• What to produce
All of the material below is to be returned exactly.
Begin
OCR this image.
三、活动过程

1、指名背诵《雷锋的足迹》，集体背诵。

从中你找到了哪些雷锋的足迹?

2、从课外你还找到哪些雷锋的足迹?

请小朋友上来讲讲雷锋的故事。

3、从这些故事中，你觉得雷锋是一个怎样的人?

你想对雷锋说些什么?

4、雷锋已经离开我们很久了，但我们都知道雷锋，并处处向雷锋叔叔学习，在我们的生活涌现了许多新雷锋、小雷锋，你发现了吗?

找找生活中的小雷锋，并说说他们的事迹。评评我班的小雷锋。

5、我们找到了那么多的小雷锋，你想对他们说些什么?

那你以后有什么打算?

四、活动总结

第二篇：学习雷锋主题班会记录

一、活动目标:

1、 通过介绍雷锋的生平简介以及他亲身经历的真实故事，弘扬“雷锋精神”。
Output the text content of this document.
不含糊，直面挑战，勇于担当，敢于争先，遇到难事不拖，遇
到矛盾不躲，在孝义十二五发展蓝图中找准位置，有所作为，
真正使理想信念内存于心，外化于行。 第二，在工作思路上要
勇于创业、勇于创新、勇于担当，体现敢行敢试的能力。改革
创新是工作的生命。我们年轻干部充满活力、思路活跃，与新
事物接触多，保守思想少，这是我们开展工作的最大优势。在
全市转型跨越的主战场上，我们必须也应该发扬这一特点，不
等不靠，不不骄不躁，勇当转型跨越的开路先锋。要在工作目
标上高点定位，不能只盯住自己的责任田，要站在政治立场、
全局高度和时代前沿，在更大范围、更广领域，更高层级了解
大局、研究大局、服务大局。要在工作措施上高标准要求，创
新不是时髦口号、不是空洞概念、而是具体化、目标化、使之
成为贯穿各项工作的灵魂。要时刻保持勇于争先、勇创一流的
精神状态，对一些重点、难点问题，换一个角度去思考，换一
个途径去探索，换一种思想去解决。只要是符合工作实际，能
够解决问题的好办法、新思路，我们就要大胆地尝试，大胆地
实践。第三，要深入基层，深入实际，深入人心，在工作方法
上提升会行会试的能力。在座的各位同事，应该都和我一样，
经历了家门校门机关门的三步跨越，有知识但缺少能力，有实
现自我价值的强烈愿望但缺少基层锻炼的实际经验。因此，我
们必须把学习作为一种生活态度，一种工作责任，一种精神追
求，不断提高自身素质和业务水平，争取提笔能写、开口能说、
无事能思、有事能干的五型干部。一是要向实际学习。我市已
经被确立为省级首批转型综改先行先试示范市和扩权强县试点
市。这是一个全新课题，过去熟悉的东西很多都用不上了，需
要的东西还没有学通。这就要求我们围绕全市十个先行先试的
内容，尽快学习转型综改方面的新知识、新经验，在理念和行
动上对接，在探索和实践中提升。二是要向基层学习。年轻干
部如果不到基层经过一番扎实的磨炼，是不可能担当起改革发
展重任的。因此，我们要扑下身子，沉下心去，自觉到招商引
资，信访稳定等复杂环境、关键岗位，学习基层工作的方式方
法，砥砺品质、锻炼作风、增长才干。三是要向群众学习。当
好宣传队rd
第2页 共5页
End
• Response to this exercise
OCR this image.
三、活动过程

1、指名背诵《雷锋的足迹》，集体背诵。

从中你找到了哪些雷锋的足迹?

2、从课外你还找到哪些雷锋的足迹?

请小朋友上来讲讲雷锋的故事。

3、从这些故事中，你觉得雷锋是一个怎样的人?

你想对雷锋说些什么?

4、雷锋已经离开我们很久了，但我们都知道雷锋，并处处向雷锋叔叔学习，在我们的生活涌现了许多新雷锋、小雷锋，你发现了吗?

找找生活中的小雷锋，并说说他们的事迹。评评我班的小雷锋。

5、我们找到了那么多的小雷锋，你想对他们说些什么?

那你以后有什么打算?

四、活动总结

第二篇：学习雷锋主题班会记录

一、活动目标:

1、 通过介绍雷锋的生平简介以及他亲身经历的真实故事，弘扬“雷锋精神”。
Output the text content of this document.
不含糊，直面挑战，勇于担当，敢于争先，遇到难事不拖，遇
到矛盾不躲，在孝义十二五发展蓝图中找准位置，有所作为，
真正使理想信念内存于心，外化于行。 第二，在工作思路上要
勇于创业、勇于创新、勇于担当，体现敢行敢试的能力。改革
创新是工作的生命。我们年轻干部充满活力、思路活跃，与新
事物接触多，保守思想少，这是我们开展工作的最大优势。在
全市转型跨越的主战场上，我们必须也应该发扬这一特点，不
等不靠，不不骄不躁，勇当转型跨越的开路先锋。要在工作目
标上高点定位，不能只盯住自己的责任田，要站在政治立场、
全局高度和时代前沿，在更大范围、更广领域，更高层级了解
大局、研究大局、服务大局。要在工作措施上高标准要求，创
新不是时髦口号、不是空洞概念、而是具体化、目标化、使之
成为贯穿各项工作的灵魂。要时刻保持勇于争先、勇创一流的
精神状态，对一些重点、难点问题，换一个角度去思考，换一
个途径去探索，换一种思想去解决。只要是符合工作实际，能
够解决问题的好办法、新思路，我们就要大胆地尝试，大胆地
实践。第三，要深入基层，深入实际，深入人心，在工作方法
上提升会行会试的能力。在座的各位同事，应该都和我一样，
经历了家门校门机关门的三步跨越，有知识但缺少能力，有实
现自我价值的强烈愿望但缺少基层锻炼的实际经验。因此，我
们必须把学习作为一种生活态度，一种工作责任，一种精神追
求，不断提高自身素质和业务水平，争取提笔能写、开口能说、
无事能思、有事能干的五型干部。一是要向实际学习。我市已
经被确立为省级首批转型综改先行先试示范市和扩权强县试点
市。这是一个全新课题，过去熟悉的东西很多都用不上了，需
要的东西还没有学通。这就要求我们围绕全市十个先行先试的
内容，尽快学习转型综改方面的新知识、新经验，在理念和行
动上对接，在探索和实践中提升。二是要向基层学习。年轻干
部如果不到基层经过一番扎实的磨炼，是不可能担当起改革发
展重任的。因此，我们要扑下身子，沉下心去，自觉到招商引
资，信访稳定等复杂环境、关键岗位，学习基层工作的方式方
法，砥砺品质、锻炼作风、增长才干。三是要向群众学习。当
好宣传队rd
第2页 共5页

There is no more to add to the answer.